→ Requirements:
An exact copy of all the data is required, with pictures left out.
- - - -
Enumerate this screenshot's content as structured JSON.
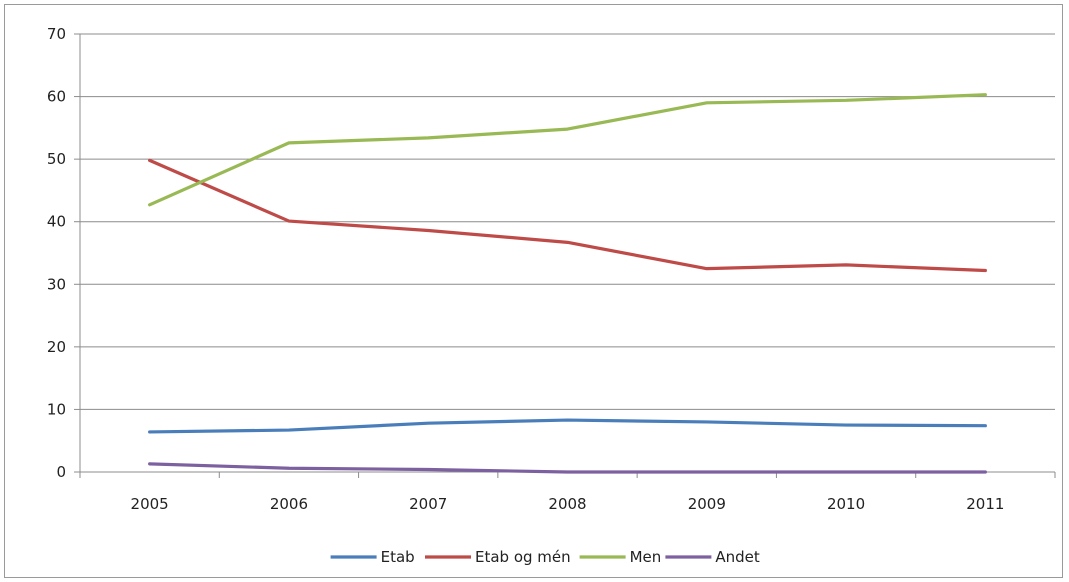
{
  "chart_data": {
    "type": "line",
    "title": "",
    "xlabel": "",
    "ylabel": "",
    "categories": [
      "2005",
      "2006",
      "2007",
      "2008",
      "2009",
      "2010",
      "2011"
    ],
    "ylim": [
      0,
      70
    ],
    "yticks": [
      "0",
      "10",
      "20",
      "30",
      "40",
      "50",
      "60",
      "70"
    ],
    "grid": "horizontal",
    "legend_position": "bottom",
    "series": [
      {
        "name": "Etab",
        "color": "#4a7ebb",
        "values": [
          6.4,
          6.7,
          7.8,
          8.3,
          8.0,
          7.5,
          7.4
        ]
      },
      {
        "name": "Etab og mén",
        "color": "#be4b48",
        "values": [
          49.8,
          40.1,
          38.6,
          36.7,
          32.5,
          33.1,
          32.2
        ]
      },
      {
        "name": "Men",
        "color": "#98b954",
        "values": [
          42.7,
          52.6,
          53.4,
          54.8,
          59.0,
          59.4,
          60.3
        ]
      },
      {
        "name": "Andet",
        "color": "#7d60a0",
        "values": [
          1.3,
          0.6,
          0.4,
          0.0,
          0.0,
          0.0,
          0.0
        ]
      }
    ]
  }
}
- - - -
→ Written solution:
Enumerate this screenshot's content as structured JSON.
{
  "chart_data": {
    "type": "line",
    "title": "",
    "xlabel": "",
    "ylabel": "",
    "categories": [
      "2005",
      "2006",
      "2007",
      "2008",
      "2009",
      "2010",
      "2011"
    ],
    "ylim": [
      0,
      70
    ],
    "yticks": [
      "0",
      "10",
      "20",
      "30",
      "40",
      "50",
      "60",
      "70"
    ],
    "grid": "horizontal",
    "legend_position": "bottom",
    "series": [
      {
        "name": "Etab",
        "color": "#4a7ebb",
        "values": [
          6.4,
          6.7,
          7.8,
          8.3,
          8.0,
          7.5,
          7.4
        ]
      },
      {
        "name": "Etab og mén",
        "color": "#be4b48",
        "values": [
          49.8,
          40.1,
          38.6,
          36.7,
          32.5,
          33.1,
          32.2
        ]
      },
      {
        "name": "Men",
        "color": "#98b954",
        "values": [
          42.7,
          52.6,
          53.4,
          54.8,
          59.0,
          59.4,
          60.3
        ]
      },
      {
        "name": "Andet",
        "color": "#7d60a0",
        "values": [
          1.3,
          0.6,
          0.4,
          0.0,
          0.0,
          0.0,
          0.0
        ]
      }
    ]
  }
}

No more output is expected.